- Task statement -
In the listing below, locate the lines that hold "Platja" and copy them.

═══ Stored data

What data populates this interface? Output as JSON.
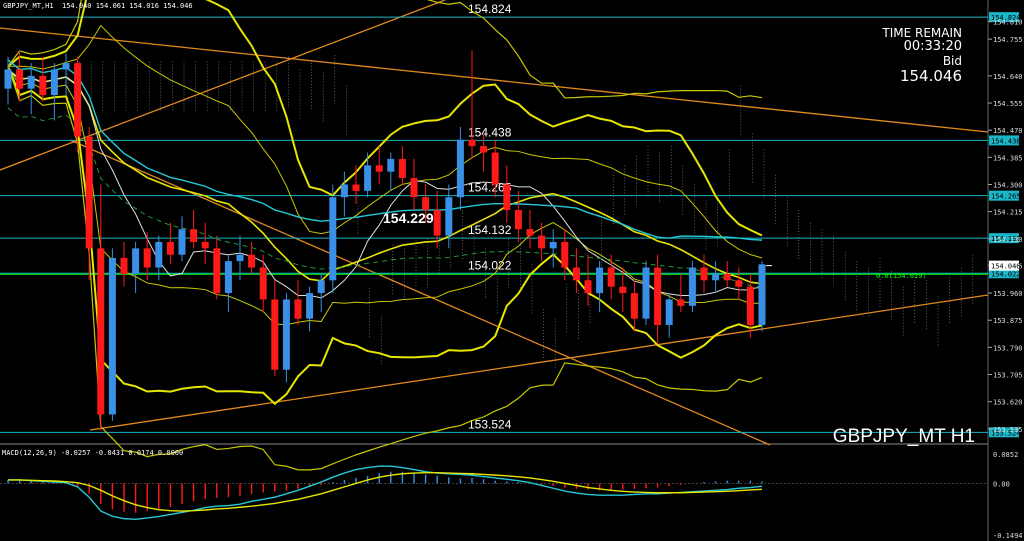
{
  "header": {
    "symbol": "GBPJPY_MT,H1",
    "ohlc": "154.040 154.061 154.016 154.046"
  },
  "hud": {
    "time_remain_label": "TIME REMAIN",
    "time_remain_value": "00:33:20",
    "bid_label": "Bid",
    "bid_value": "154.046"
  },
  "watermark": "GBPJPY_MT H1",
  "levels": [
    {
      "label": "154.824",
      "value": 154.824,
      "tag": "154.824"
    },
    {
      "label": "154.438",
      "value": 154.438,
      "tag": "154.438"
    },
    {
      "label": "154.265",
      "value": 154.265,
      "tag": "154.265"
    },
    {
      "label": "154.132",
      "value": 154.132,
      "tag": "154.132"
    },
    {
      "label": "154.022",
      "value": 154.022,
      "tag": "154.022"
    },
    {
      "label": "153.524",
      "value": 153.524,
      "tag": "153.524"
    }
  ],
  "fib_label": "0.0(154.019)",
  "bold_level_label": "154.229",
  "colors": {
    "bull": "#3a8fe6",
    "bear": "#ff1a1a",
    "bollinger": "#e6e600",
    "envelope": "#c8c800",
    "trend": "#e08a1e",
    "level": "#19b6c8",
    "fib": "#00ff00",
    "ma": "#24c9d8",
    "grid": "#2a2a2a"
  },
  "chart_data": [
    {
      "type": "candlestick",
      "title": "",
      "ylim": [
        153.5,
        154.84
      ],
      "y_ticks": [
        154.81,
        154.755,
        154.64,
        154.555,
        154.47,
        154.385,
        154.3,
        154.215,
        154.13,
        154.046,
        153.96,
        153.875,
        153.79,
        153.705,
        153.62,
        153.535
      ],
      "price_tags": [
        "154.824",
        "154.438",
        "154.265",
        "154.132",
        "154.046",
        "154.022",
        "153.524"
      ],
      "current_price": 154.046,
      "candles": [
        [
          154.6,
          154.7,
          154.55,
          154.66
        ],
        [
          154.66,
          154.72,
          154.56,
          154.6
        ],
        [
          154.6,
          154.68,
          154.52,
          154.64
        ],
        [
          154.64,
          154.7,
          154.56,
          154.58
        ],
        [
          154.58,
          154.68,
          154.5,
          154.66
        ],
        [
          154.66,
          154.71,
          154.58,
          154.68
        ],
        [
          154.68,
          154.7,
          154.4,
          154.45
        ],
        [
          154.45,
          154.48,
          154.0,
          154.1
        ],
        [
          154.1,
          154.3,
          153.53,
          153.58
        ],
        [
          153.58,
          154.1,
          153.56,
          154.07
        ],
        [
          154.07,
          154.12,
          153.98,
          154.02
        ],
        [
          154.02,
          154.12,
          153.96,
          154.1
        ],
        [
          154.1,
          154.15,
          154.0,
          154.04
        ],
        [
          154.04,
          154.14,
          154.0,
          154.12
        ],
        [
          154.12,
          154.18,
          154.05,
          154.08
        ],
        [
          154.08,
          154.2,
          154.06,
          154.16
        ],
        [
          154.16,
          154.22,
          154.1,
          154.12
        ],
        [
          154.12,
          154.18,
          154.05,
          154.1
        ],
        [
          154.1,
          154.14,
          153.94,
          153.96
        ],
        [
          153.96,
          154.08,
          153.9,
          154.06
        ],
        [
          154.06,
          154.14,
          154.0,
          154.08
        ],
        [
          154.08,
          154.12,
          154.02,
          154.04
        ],
        [
          154.04,
          154.08,
          153.9,
          153.94
        ],
        [
          153.94,
          154.0,
          153.7,
          153.72
        ],
        [
          153.72,
          153.96,
          153.68,
          153.94
        ],
        [
          153.94,
          154.0,
          153.86,
          153.88
        ],
        [
          153.88,
          153.98,
          153.84,
          153.96
        ],
        [
          153.96,
          154.02,
          153.9,
          154.0
        ],
        [
          154.0,
          154.3,
          153.96,
          154.26
        ],
        [
          154.26,
          154.34,
          154.2,
          154.3
        ],
        [
          154.3,
          154.36,
          154.24,
          154.28
        ],
        [
          154.28,
          154.4,
          154.26,
          154.36
        ],
        [
          154.36,
          154.42,
          154.3,
          154.34
        ],
        [
          154.34,
          154.4,
          154.28,
          154.38
        ],
        [
          154.38,
          154.42,
          154.3,
          154.32
        ],
        [
          154.32,
          154.38,
          154.22,
          154.26
        ],
        [
          154.26,
          154.3,
          154.18,
          154.22
        ],
        [
          154.22,
          154.28,
          154.1,
          154.14
        ],
        [
          154.14,
          154.3,
          154.1,
          154.26
        ],
        [
          154.26,
          154.48,
          154.22,
          154.44
        ],
        [
          154.44,
          154.72,
          154.38,
          154.42
        ],
        [
          154.42,
          154.46,
          154.34,
          154.4
        ],
        [
          154.4,
          154.44,
          154.26,
          154.3
        ],
        [
          154.3,
          154.36,
          154.18,
          154.22
        ],
        [
          154.22,
          154.28,
          154.12,
          154.16
        ],
        [
          154.16,
          154.22,
          154.1,
          154.14
        ],
        [
          154.14,
          154.18,
          154.06,
          154.1
        ],
        [
          154.1,
          154.16,
          154.04,
          154.12
        ],
        [
          154.12,
          154.16,
          154.0,
          154.04
        ],
        [
          154.04,
          154.1,
          153.96,
          154.0
        ],
        [
          154.0,
          154.08,
          153.92,
          153.96
        ],
        [
          153.96,
          154.06,
          153.9,
          154.04
        ],
        [
          154.04,
          154.08,
          153.94,
          153.98
        ],
        [
          153.98,
          154.04,
          153.9,
          153.96
        ],
        [
          153.96,
          154.0,
          153.84,
          153.88
        ],
        [
          153.88,
          154.06,
          153.86,
          154.04
        ],
        [
          154.04,
          154.08,
          153.8,
          153.86
        ],
        [
          153.86,
          153.96,
          153.82,
          153.94
        ],
        [
          153.94,
          154.02,
          153.9,
          153.92
        ],
        [
          153.92,
          154.06,
          153.9,
          154.04
        ],
        [
          154.04,
          154.08,
          153.96,
          154.0
        ],
        [
          154.0,
          154.06,
          153.96,
          154.02
        ],
        [
          154.02,
          154.06,
          153.98,
          154.0
        ],
        [
          154.0,
          154.04,
          153.94,
          153.98
        ],
        [
          153.98,
          154.02,
          153.82,
          153.86
        ],
        [
          153.86,
          154.06,
          153.84,
          154.05
        ]
      ]
    },
    {
      "type": "bar",
      "title": "MACD(12,26,9) -0.0257 -0.0431 0.0174 0.0000",
      "ylim": [
        -0.1494,
        0.0852
      ],
      "y_ticks": [
        "0.0852",
        "0.00",
        "-0.1494"
      ],
      "histogram": [
        0.01,
        0.012,
        0.008,
        0.006,
        0.004,
        0.002,
        -0.01,
        -0.03,
        -0.06,
        -0.075,
        -0.082,
        -0.085,
        -0.08,
        -0.075,
        -0.068,
        -0.06,
        -0.052,
        -0.045,
        -0.042,
        -0.04,
        -0.036,
        -0.03,
        -0.026,
        -0.024,
        -0.02,
        -0.016,
        -0.01,
        -0.004,
        0.004,
        0.01,
        0.016,
        0.022,
        0.03,
        0.034,
        0.034,
        0.03,
        0.026,
        0.022,
        0.018,
        0.014,
        0.016,
        0.012,
        0.008,
        0.006,
        0.004,
        0.002,
        -0.004,
        -0.008,
        -0.012,
        -0.016,
        -0.018,
        -0.02,
        -0.02,
        -0.018,
        -0.016,
        -0.014,
        -0.012,
        -0.008,
        -0.004,
        0.0,
        0.004,
        0.006,
        0.008,
        0.008,
        0.008,
        0.006
      ],
      "macd": [
        0.01,
        0.01,
        0.008,
        0.006,
        0.004,
        0.002,
        -0.01,
        -0.04,
        -0.08,
        -0.095,
        -0.102,
        -0.104,
        -0.1,
        -0.096,
        -0.09,
        -0.084,
        -0.078,
        -0.07,
        -0.066,
        -0.064,
        -0.06,
        -0.052,
        -0.046,
        -0.04,
        -0.03,
        -0.02,
        -0.008,
        0.004,
        0.018,
        0.03,
        0.04,
        0.046,
        0.05,
        0.05,
        0.046,
        0.04,
        0.034,
        0.03,
        0.028,
        0.026,
        0.024,
        0.02,
        0.016,
        0.012,
        0.008,
        0.002,
        -0.006,
        -0.014,
        -0.022,
        -0.028,
        -0.032,
        -0.034,
        -0.034,
        -0.034,
        -0.032,
        -0.03,
        -0.03,
        -0.028,
        -0.026,
        -0.024,
        -0.022,
        -0.02,
        -0.018,
        -0.014,
        -0.012,
        -0.008
      ],
      "signal": [
        0.01,
        0.01,
        0.009,
        0.008,
        0.007,
        0.005,
        0.002,
        -0.006,
        -0.02,
        -0.036,
        -0.05,
        -0.062,
        -0.07,
        -0.076,
        -0.079,
        -0.08,
        -0.079,
        -0.077,
        -0.074,
        -0.072,
        -0.069,
        -0.066,
        -0.062,
        -0.058,
        -0.052,
        -0.046,
        -0.038,
        -0.03,
        -0.02,
        -0.01,
        0.0,
        0.01,
        0.018,
        0.024,
        0.028,
        0.03,
        0.031,
        0.031,
        0.03,
        0.029,
        0.028,
        0.026,
        0.024,
        0.022,
        0.019,
        0.016,
        0.011,
        0.006,
        0.0,
        -0.006,
        -0.012,
        -0.016,
        -0.02,
        -0.023,
        -0.025,
        -0.026,
        -0.027,
        -0.027,
        -0.027,
        -0.026,
        -0.025,
        -0.024,
        -0.023,
        -0.021,
        -0.019,
        -0.017
      ]
    }
  ]
}
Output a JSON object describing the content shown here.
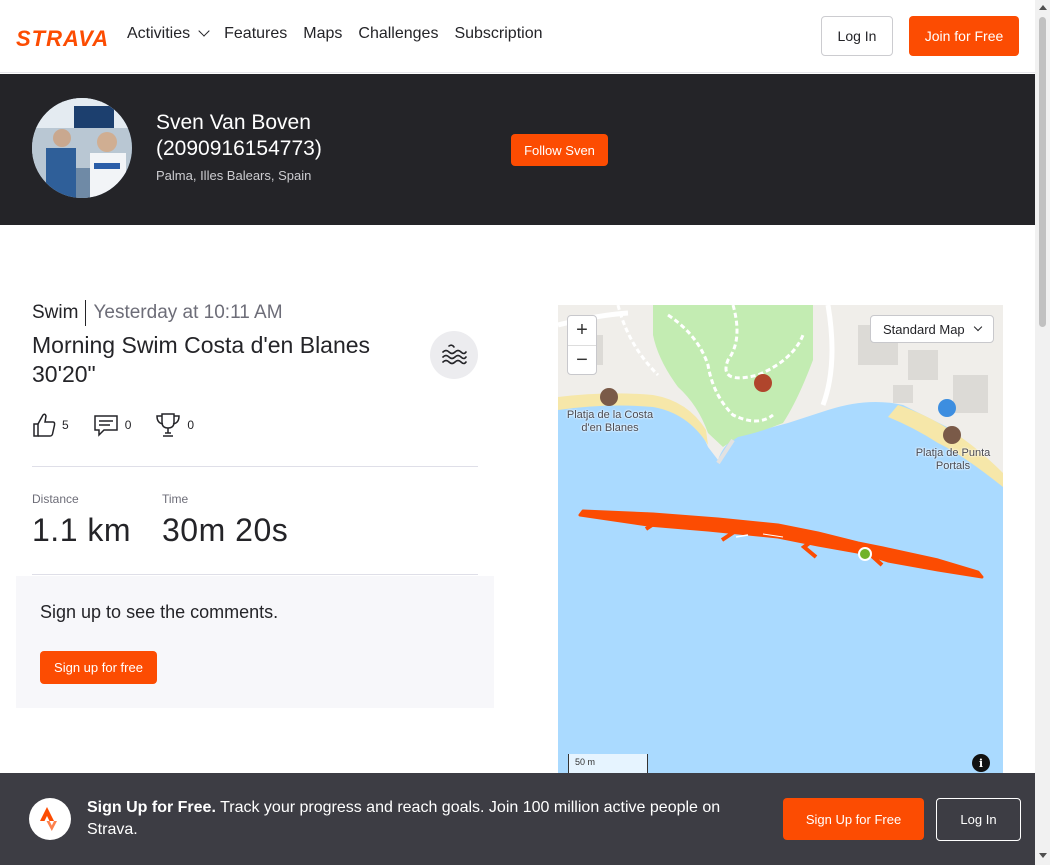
{
  "nav": {
    "logo": "STRAVA",
    "links": [
      "Activities",
      "Features",
      "Maps",
      "Challenges",
      "Subscription"
    ],
    "login_label": "Log In",
    "join_label": "Join for Free"
  },
  "athlete": {
    "name": "Sven Van Boven (2090916154773)",
    "location": "Palma, Illes Balears, Spain",
    "follow_label": "Follow Sven"
  },
  "activity": {
    "type": "Swim",
    "date": "Yesterday at 10:11 AM",
    "title": "Morning Swim Costa d'en Blanes 30'20\"",
    "sport_icon": "swim-waves-icon",
    "kudos_count": "5",
    "comment_count": "0",
    "achievement_count": "0",
    "stats": [
      {
        "label": "Distance",
        "value": "1.1 km"
      },
      {
        "label": "Time",
        "value": "30m 20s"
      }
    ]
  },
  "comments": {
    "title": "Sign up to see the comments.",
    "signup_label": "Sign up for free"
  },
  "map": {
    "zoom_in": "+",
    "zoom_out": "−",
    "style_select": "Standard Map",
    "scale_label": "50 m",
    "info": "i",
    "poi_1": "Platja de la Costa d'en Blanes",
    "poi_2": "Platja de Punta Portals",
    "route_color": "#fc4c02",
    "water_color": "#aadaff"
  },
  "banner": {
    "title": "Sign Up for Free.",
    "text": "Track your progress and reach goals. Join 100 million active people on Strava.",
    "signup_label": "Sign Up for Free",
    "login_label": "Log In"
  }
}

══════

- Reply -
    "poi_1": "Platja de la Costa d'en Blanes",
    "poi_2": "Platja de Punta Portals",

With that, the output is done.